» **JOB**
Which lines include the word "shift"? Copy each of them.

start

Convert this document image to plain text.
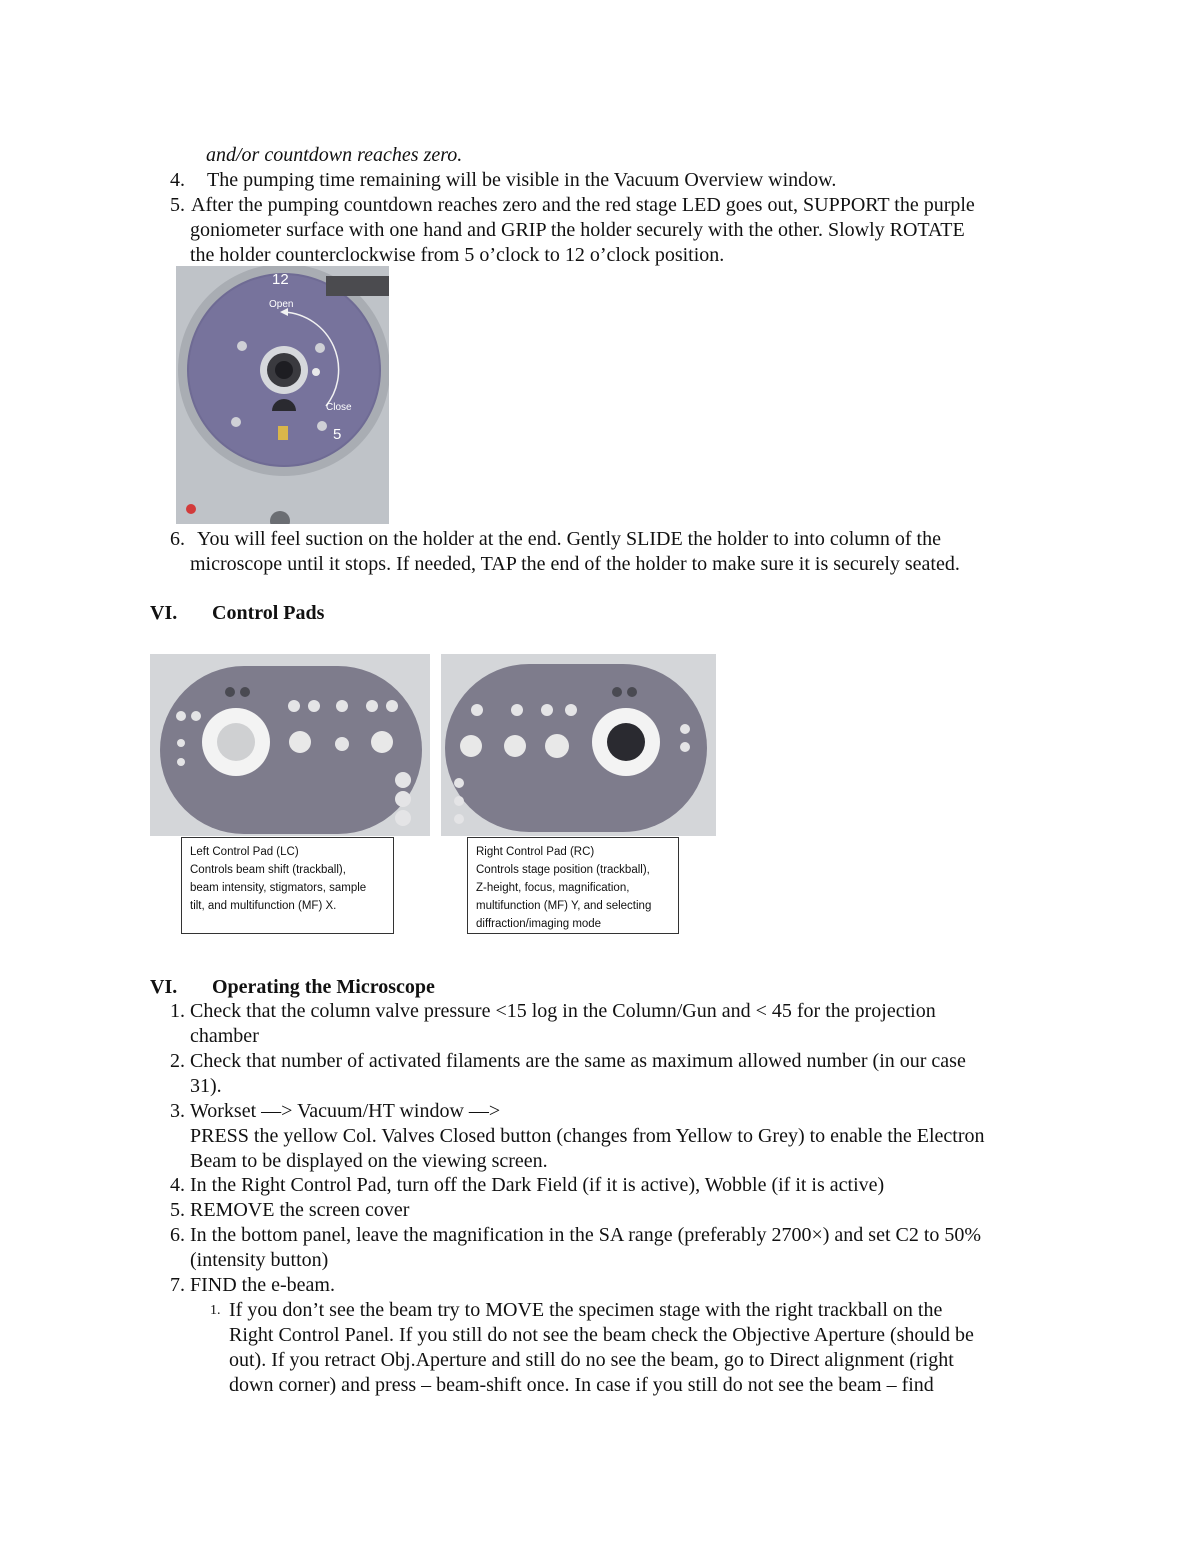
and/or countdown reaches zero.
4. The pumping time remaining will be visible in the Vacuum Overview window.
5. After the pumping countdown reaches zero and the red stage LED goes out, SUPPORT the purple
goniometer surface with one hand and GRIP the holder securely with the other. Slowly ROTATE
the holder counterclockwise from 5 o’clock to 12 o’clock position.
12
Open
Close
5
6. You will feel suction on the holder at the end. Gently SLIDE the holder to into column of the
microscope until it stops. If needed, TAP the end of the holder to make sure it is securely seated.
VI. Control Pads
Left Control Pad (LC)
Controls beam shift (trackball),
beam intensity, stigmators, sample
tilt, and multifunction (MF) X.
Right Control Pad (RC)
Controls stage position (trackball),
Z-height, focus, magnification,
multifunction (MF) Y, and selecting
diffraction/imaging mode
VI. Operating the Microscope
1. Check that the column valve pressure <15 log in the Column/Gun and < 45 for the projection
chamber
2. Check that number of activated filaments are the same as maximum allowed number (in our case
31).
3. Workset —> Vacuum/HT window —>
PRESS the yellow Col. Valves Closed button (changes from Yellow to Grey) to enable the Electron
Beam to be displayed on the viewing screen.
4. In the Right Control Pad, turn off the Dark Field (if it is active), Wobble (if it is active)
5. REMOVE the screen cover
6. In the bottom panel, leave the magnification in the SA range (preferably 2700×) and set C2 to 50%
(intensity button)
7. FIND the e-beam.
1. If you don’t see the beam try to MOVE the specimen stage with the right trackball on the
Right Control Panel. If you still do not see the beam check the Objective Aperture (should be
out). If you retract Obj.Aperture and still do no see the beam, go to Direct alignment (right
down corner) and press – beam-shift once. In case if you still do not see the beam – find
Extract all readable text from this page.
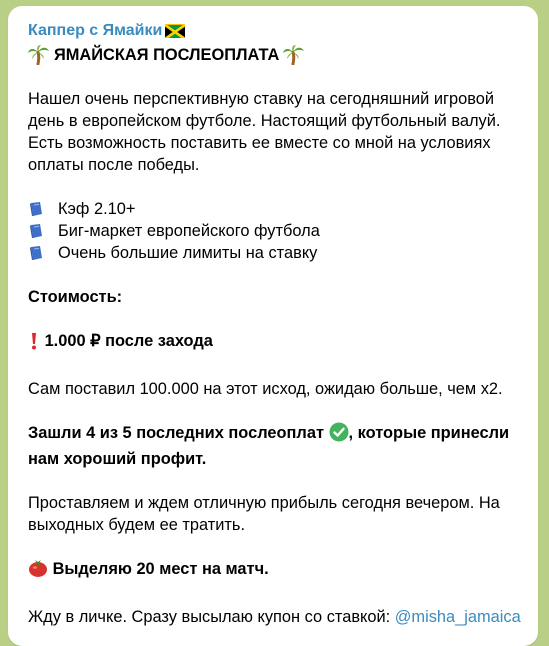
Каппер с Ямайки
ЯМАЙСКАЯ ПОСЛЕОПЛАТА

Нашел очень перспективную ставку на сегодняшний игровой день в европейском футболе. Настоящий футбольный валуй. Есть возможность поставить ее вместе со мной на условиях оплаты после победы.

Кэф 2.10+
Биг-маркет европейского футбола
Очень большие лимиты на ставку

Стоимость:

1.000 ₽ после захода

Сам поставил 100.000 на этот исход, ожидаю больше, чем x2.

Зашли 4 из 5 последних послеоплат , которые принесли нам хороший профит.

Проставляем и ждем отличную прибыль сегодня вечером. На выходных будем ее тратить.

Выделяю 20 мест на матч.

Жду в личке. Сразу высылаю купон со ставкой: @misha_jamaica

end
start

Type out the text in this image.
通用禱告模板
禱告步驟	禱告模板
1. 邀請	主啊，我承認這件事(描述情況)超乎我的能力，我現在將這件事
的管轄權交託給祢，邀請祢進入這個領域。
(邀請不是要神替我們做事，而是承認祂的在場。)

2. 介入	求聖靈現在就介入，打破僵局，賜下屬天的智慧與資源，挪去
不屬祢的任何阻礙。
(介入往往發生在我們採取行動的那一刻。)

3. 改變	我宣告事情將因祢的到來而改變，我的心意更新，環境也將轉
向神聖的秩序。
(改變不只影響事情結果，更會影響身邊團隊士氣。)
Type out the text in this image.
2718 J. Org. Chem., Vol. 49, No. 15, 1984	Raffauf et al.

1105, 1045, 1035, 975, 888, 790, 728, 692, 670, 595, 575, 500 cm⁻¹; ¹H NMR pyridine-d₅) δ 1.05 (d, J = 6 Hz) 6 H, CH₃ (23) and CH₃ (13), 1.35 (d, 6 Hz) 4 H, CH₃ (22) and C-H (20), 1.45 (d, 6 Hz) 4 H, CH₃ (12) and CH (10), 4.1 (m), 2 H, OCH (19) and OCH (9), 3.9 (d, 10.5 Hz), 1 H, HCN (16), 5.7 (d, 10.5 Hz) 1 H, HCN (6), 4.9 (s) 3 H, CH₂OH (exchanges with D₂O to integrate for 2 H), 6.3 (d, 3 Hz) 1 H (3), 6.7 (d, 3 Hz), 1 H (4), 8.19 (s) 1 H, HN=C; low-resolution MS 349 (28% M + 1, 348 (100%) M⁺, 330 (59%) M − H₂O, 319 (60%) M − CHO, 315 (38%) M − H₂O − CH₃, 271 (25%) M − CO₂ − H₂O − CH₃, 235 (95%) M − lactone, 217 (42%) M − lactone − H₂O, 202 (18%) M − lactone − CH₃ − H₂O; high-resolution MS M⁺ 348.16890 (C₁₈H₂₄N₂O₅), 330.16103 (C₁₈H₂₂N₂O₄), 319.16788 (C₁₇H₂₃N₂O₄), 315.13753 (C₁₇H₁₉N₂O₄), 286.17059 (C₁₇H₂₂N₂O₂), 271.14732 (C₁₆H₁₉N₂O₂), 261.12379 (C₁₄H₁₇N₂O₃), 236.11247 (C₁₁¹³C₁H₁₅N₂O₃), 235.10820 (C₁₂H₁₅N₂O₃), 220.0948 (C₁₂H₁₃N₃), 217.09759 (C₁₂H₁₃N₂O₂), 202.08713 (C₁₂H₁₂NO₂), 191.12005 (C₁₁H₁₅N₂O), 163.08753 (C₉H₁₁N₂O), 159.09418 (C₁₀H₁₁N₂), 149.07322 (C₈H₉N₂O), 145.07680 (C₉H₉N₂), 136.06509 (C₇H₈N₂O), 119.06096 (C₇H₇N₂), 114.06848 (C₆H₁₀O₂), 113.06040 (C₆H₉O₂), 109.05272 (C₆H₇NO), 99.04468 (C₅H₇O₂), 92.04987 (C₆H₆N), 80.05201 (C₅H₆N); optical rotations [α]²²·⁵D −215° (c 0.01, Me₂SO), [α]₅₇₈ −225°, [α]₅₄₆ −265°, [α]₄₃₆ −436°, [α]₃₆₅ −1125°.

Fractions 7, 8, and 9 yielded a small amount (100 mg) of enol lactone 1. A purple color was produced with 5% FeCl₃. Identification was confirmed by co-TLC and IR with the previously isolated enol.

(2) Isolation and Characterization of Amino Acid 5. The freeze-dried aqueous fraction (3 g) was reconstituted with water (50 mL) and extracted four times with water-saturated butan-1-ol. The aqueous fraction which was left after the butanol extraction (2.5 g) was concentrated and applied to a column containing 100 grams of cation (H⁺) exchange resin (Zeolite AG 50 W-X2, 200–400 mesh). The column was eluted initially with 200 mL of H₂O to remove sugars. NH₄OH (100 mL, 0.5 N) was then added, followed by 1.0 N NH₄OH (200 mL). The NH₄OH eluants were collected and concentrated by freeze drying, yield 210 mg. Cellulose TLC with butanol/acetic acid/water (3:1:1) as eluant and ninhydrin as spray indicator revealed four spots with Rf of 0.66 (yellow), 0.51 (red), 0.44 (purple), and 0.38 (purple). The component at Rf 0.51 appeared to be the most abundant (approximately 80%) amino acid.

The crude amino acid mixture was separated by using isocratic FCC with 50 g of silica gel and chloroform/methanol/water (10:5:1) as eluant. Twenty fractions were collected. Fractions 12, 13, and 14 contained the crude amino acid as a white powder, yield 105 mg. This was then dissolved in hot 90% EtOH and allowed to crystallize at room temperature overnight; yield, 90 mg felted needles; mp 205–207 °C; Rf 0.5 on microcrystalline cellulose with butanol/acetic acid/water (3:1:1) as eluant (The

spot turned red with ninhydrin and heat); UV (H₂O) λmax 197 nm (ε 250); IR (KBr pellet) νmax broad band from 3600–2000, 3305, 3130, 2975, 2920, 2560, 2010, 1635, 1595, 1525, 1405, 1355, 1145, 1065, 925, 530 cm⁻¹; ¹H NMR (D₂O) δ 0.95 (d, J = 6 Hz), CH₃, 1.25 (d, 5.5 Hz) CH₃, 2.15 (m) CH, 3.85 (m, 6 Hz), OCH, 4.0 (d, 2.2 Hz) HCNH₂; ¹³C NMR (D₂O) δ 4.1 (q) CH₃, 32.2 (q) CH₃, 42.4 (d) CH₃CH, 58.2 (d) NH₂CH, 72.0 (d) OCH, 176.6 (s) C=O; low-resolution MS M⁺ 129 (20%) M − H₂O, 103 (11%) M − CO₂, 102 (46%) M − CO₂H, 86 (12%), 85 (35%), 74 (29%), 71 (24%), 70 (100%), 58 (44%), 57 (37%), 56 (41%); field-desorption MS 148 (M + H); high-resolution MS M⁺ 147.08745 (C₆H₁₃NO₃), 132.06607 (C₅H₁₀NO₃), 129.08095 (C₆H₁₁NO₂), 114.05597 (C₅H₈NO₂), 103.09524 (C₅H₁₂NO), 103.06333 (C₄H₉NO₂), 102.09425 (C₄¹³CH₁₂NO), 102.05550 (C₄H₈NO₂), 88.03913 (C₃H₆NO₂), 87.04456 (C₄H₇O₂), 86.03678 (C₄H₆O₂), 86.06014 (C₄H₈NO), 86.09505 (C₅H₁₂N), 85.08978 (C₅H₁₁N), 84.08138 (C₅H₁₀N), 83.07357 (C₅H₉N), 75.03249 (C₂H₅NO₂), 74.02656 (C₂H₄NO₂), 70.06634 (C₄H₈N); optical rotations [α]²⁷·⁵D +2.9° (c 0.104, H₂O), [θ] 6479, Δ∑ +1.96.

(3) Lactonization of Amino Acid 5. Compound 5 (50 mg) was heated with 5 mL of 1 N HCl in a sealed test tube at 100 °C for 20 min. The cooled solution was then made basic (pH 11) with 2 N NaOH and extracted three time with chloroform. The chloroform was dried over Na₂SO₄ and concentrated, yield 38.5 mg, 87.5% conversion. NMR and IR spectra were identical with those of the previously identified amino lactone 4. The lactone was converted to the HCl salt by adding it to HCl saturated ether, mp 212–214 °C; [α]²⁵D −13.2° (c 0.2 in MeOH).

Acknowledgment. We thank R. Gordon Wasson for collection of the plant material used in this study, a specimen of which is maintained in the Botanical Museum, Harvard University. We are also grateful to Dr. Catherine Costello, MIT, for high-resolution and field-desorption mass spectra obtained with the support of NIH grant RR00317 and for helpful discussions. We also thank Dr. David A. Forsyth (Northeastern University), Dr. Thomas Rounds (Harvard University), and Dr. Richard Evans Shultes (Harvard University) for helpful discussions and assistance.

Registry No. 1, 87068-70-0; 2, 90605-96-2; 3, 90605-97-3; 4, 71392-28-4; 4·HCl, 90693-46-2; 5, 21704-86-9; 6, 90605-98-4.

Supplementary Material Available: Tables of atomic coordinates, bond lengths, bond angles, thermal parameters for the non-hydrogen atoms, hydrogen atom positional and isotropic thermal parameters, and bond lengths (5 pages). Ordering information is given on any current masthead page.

end

» **SOLUTION FOR THIS EXERCISE**
Controls beam shift (trackball),
down corner) and press – beam-shift once. In case if you still do not see the beam – find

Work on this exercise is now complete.